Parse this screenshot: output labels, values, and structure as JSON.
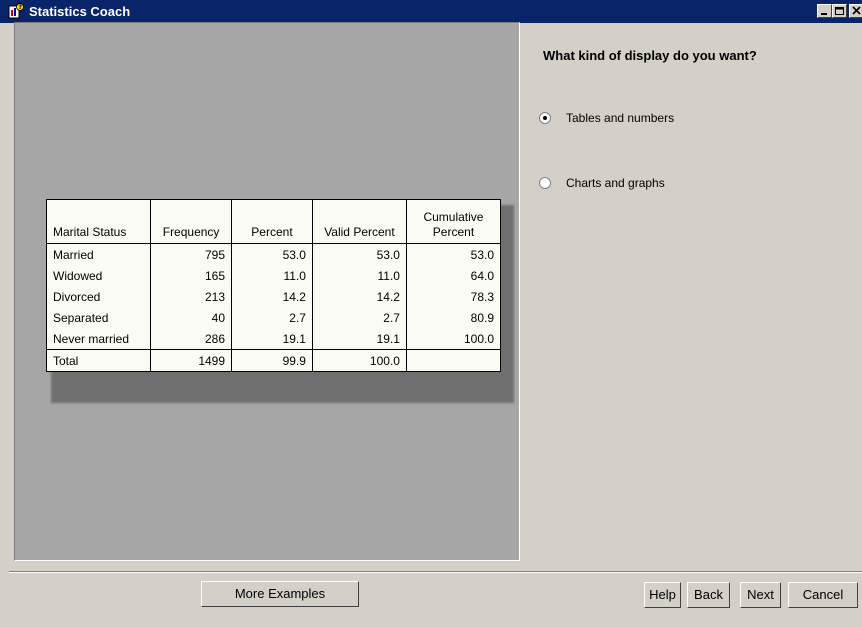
{
  "window": {
    "title": "Statistics Coach"
  },
  "question": {
    "text": "What kind of display do you want?",
    "options": [
      {
        "label": "Tables and numbers",
        "selected": true
      },
      {
        "label": "Charts and graphs",
        "selected": false
      }
    ]
  },
  "example_table": {
    "headers": [
      "Marital Status",
      "Frequency",
      "Percent",
      "Valid Percent",
      "Cumulative Percent"
    ],
    "rows": [
      [
        "Married",
        "795",
        "53.0",
        "53.0",
        "53.0"
      ],
      [
        "Widowed",
        "165",
        "11.0",
        "11.0",
        "64.0"
      ],
      [
        "Divorced",
        "213",
        "14.2",
        "14.2",
        "78.3"
      ],
      [
        "Separated",
        "40",
        "2.7",
        "2.7",
        "80.9"
      ],
      [
        "Never married",
        "286",
        "19.1",
        "19.1",
        "100.0"
      ],
      [
        "Total",
        "1499",
        "99.9",
        "100.0",
        ""
      ]
    ]
  },
  "buttons": {
    "more_examples": "More Examples",
    "help": "Help",
    "back": "Back",
    "next": "Next",
    "cancel": "Cancel"
  }
}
===
From the data, list each line in which the string "Percent" appears.

      "Percent",
      "Valid Percent",
      "Cumulative Percent"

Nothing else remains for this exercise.